»»
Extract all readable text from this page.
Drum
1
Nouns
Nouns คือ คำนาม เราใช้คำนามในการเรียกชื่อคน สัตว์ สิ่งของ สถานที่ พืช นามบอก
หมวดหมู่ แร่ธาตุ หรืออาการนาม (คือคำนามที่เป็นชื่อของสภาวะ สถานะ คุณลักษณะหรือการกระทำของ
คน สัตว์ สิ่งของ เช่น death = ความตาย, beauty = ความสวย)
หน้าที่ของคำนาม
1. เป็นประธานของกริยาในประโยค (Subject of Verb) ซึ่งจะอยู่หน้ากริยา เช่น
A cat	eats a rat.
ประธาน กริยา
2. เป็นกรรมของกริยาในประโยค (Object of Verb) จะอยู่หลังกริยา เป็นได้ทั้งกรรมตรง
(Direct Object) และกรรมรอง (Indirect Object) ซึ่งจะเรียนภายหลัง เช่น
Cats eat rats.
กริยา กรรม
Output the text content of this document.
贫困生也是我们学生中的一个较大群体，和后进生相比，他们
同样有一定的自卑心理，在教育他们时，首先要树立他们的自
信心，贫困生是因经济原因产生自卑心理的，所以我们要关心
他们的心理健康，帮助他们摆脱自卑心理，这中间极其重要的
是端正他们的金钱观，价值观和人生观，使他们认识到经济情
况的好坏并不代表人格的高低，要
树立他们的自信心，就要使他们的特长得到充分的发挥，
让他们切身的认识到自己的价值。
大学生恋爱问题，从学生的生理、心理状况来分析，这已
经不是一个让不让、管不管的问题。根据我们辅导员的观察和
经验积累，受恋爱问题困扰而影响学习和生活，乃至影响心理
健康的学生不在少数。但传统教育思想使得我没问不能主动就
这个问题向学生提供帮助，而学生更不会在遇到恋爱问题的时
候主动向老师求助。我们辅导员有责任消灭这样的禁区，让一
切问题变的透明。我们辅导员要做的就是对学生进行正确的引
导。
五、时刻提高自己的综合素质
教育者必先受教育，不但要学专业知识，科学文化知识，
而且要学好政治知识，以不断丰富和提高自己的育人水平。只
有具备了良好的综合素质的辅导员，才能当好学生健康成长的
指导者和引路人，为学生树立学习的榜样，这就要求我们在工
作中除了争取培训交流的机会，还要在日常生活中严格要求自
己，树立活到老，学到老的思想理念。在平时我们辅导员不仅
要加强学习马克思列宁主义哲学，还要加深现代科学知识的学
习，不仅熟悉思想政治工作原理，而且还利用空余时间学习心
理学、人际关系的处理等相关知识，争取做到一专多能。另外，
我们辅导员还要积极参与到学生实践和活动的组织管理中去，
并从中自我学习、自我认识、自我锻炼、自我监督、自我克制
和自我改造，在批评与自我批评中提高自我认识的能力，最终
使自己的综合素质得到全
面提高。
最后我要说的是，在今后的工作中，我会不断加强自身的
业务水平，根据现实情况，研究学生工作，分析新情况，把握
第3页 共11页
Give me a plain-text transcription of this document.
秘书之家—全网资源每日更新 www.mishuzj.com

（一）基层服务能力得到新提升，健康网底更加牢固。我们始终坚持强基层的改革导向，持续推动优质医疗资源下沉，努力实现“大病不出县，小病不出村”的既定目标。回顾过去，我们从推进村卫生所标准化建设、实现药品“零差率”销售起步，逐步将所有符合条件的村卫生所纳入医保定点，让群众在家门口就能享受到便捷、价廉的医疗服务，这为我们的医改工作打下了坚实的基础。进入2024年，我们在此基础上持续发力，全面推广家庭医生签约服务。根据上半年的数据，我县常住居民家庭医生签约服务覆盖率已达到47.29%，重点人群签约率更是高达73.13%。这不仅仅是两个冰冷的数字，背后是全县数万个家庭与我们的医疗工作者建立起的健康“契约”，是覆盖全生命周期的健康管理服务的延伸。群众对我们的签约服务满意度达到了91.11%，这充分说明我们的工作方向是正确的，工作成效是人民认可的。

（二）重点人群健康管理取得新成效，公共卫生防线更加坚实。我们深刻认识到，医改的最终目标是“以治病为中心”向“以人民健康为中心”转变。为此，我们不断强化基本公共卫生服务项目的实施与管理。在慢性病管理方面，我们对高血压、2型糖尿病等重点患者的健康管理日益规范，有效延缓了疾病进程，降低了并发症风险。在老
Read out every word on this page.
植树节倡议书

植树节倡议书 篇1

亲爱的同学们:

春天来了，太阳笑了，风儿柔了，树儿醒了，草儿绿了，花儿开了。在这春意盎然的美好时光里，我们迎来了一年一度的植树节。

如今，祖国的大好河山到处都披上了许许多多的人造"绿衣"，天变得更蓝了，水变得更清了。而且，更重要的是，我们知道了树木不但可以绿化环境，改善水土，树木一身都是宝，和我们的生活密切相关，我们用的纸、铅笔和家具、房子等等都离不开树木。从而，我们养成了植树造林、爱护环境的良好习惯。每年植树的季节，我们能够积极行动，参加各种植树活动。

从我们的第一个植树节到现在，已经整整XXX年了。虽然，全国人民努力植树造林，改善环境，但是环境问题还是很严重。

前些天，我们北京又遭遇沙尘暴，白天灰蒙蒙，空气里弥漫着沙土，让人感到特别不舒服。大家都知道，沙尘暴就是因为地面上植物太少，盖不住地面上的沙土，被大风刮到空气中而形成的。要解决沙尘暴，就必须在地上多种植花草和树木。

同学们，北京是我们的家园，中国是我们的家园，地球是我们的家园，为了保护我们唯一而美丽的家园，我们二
««
## EXERCISE
The listing above must be transcribed exactly, line by line.

## OUTPUT OF THE TASK
Extract all readable text from this page.
Drum
1
Nouns
Nouns คือ คำนาม เราใช้คำนามในการเรียกชื่อคน สัตว์ สิ่งของ สถานที่ พืช นามบอก
หมวดหมู่ แร่ธาตุ หรืออาการนาม (คือคำนามที่เป็นชื่อของสภาวะ สถานะ คุณลักษณะหรือการกระทำของ
คน สัตว์ สิ่งของ เช่น death = ความตาย, beauty = ความสวย)
หน้าที่ของคำนาม
1. เป็นประธานของกริยาในประโยค (Subject of Verb) ซึ่งจะอยู่หน้ากริยา เช่น
A cat	eats a rat.
ประธาน กริยา
2. เป็นกรรมของกริยาในประโยค (Object of Verb) จะอยู่หลังกริยา เป็นได้ทั้งกรรมตรง
(Direct Object) และกรรมรอง (Indirect Object) ซึ่งจะเรียนภายหลัง เช่น
Cats eat rats.
กริยา กรรม
Output the text content of this document.
贫困生也是我们学生中的一个较大群体，和后进生相比，他们
同样有一定的自卑心理，在教育他们时，首先要树立他们的自
信心，贫困生是因经济原因产生自卑心理的，所以我们要关心
他们的心理健康，帮助他们摆脱自卑心理，这中间极其重要的
是端正他们的金钱观，价值观和人生观，使他们认识到经济情
况的好坏并不代表人格的高低，要
树立他们的自信心，就要使他们的特长得到充分的发挥，
让他们切身的认识到自己的价值。
大学生恋爱问题，从学生的生理、心理状况来分析，这已
经不是一个让不让、管不管的问题。根据我们辅导员的观察和
经验积累，受恋爱问题困扰而影响学习和生活，乃至影响心理
健康的学生不在少数。但传统教育思想使得我没问不能主动就
这个问题向学生提供帮助，而学生更不会在遇到恋爱问题的时
候主动向老师求助。我们辅导员有责任消灭这样的禁区，让一
切问题变的透明。我们辅导员要做的就是对学生进行正确的引
导。
五、时刻提高自己的综合素质
教育者必先受教育，不但要学专业知识，科学文化知识，
而且要学好政治知识，以不断丰富和提高自己的育人水平。只
有具备了良好的综合素质的辅导员，才能当好学生健康成长的
指导者和引路人，为学生树立学习的榜样，这就要求我们在工
作中除了争取培训交流的机会，还要在日常生活中严格要求自
己，树立活到老，学到老的思想理念。在平时我们辅导员不仅
要加强学习马克思列宁主义哲学，还要加深现代科学知识的学
习，不仅熟悉思想政治工作原理，而且还利用空余时间学习心
理学、人际关系的处理等相关知识，争取做到一专多能。另外，
我们辅导员还要积极参与到学生实践和活动的组织管理中去，
并从中自我学习、自我认识、自我锻炼、自我监督、自我克制
和自我改造，在批评与自我批评中提高自我认识的能力，最终
使自己的综合素质得到全
面提高。
最后我要说的是，在今后的工作中，我会不断加强自身的
业务水平，根据现实情况，研究学生工作，分析新情况，把握
第3页 共11页
Give me a plain-text transcription of this document.
秘书之家—全网资源每日更新 www.mishuzj.com

（一）基层服务能力得到新提升，健康网底更加牢固。我们始终坚持强基层的改革导向，持续推动优质医疗资源下沉，努力实现“大病不出县，小病不出村”的既定目标。回顾过去，我们从推进村卫生所标准化建设、实现药品“零差率”销售起步，逐步将所有符合条件的村卫生所纳入医保定点，让群众在家门口就能享受到便捷、价廉的医疗服务，这为我们的医改工作打下了坚实的基础。进入2024年，我们在此基础上持续发力，全面推广家庭医生签约服务。根据上半年的数据，我县常住居民家庭医生签约服务覆盖率已达到47.29%，重点人群签约率更是高达73.13%。这不仅仅是两个冰冷的数字，背后是全县数万个家庭与我们的医疗工作者建立起的健康“契约”，是覆盖全生命周期的健康管理服务的延伸。群众对我们的签约服务满意度达到了91.11%，这充分说明我们的工作方向是正确的，工作成效是人民认可的。

（二）重点人群健康管理取得新成效，公共卫生防线更加坚实。我们深刻认识到，医改的最终目标是“以治病为中心”向“以人民健康为中心”转变。为此，我们不断强化基本公共卫生服务项目的实施与管理。在慢性病管理方面，我们对高血压、2型糖尿病等重点患者的健康管理日益规范，有效延缓了疾病进程，降低了并发症风险。在老
Read out every word on this page.
植树节倡议书

植树节倡议书 篇1

亲爱的同学们:

春天来了，太阳笑了，风儿柔了，树儿醒了，草儿绿了，花儿开了。在这春意盎然的美好时光里，我们迎来了一年一度的植树节。

如今，祖国的大好河山到处都披上了许许多多的人造"绿衣"，天变得更蓝了，水变得更清了。而且，更重要的是，我们知道了树木不但可以绿化环境，改善水土，树木一身都是宝，和我们的生活密切相关，我们用的纸、铅笔和家具、房子等等都离不开树木。从而，我们养成了植树造林、爱护环境的良好习惯。每年植树的季节，我们能够积极行动，参加各种植树活动。

从我们的第一个植树节到现在，已经整整XXX年了。虽然，全国人民努力植树造林，改善环境，但是环境问题还是很严重。

前些天，我们北京又遭遇沙尘暴，白天灰蒙蒙，空气里弥漫着沙土，让人感到特别不舒服。大家都知道，沙尘暴就是因为地面上植物太少，盖不住地面上的沙土，被大风刮到空气中而形成的。要解决沙尘暴，就必须在地上多种植花草和树木。

同学们，北京是我们的家园，中国是我们的家园，地球是我们的家园，为了保护我们唯一而美丽的家园，我们二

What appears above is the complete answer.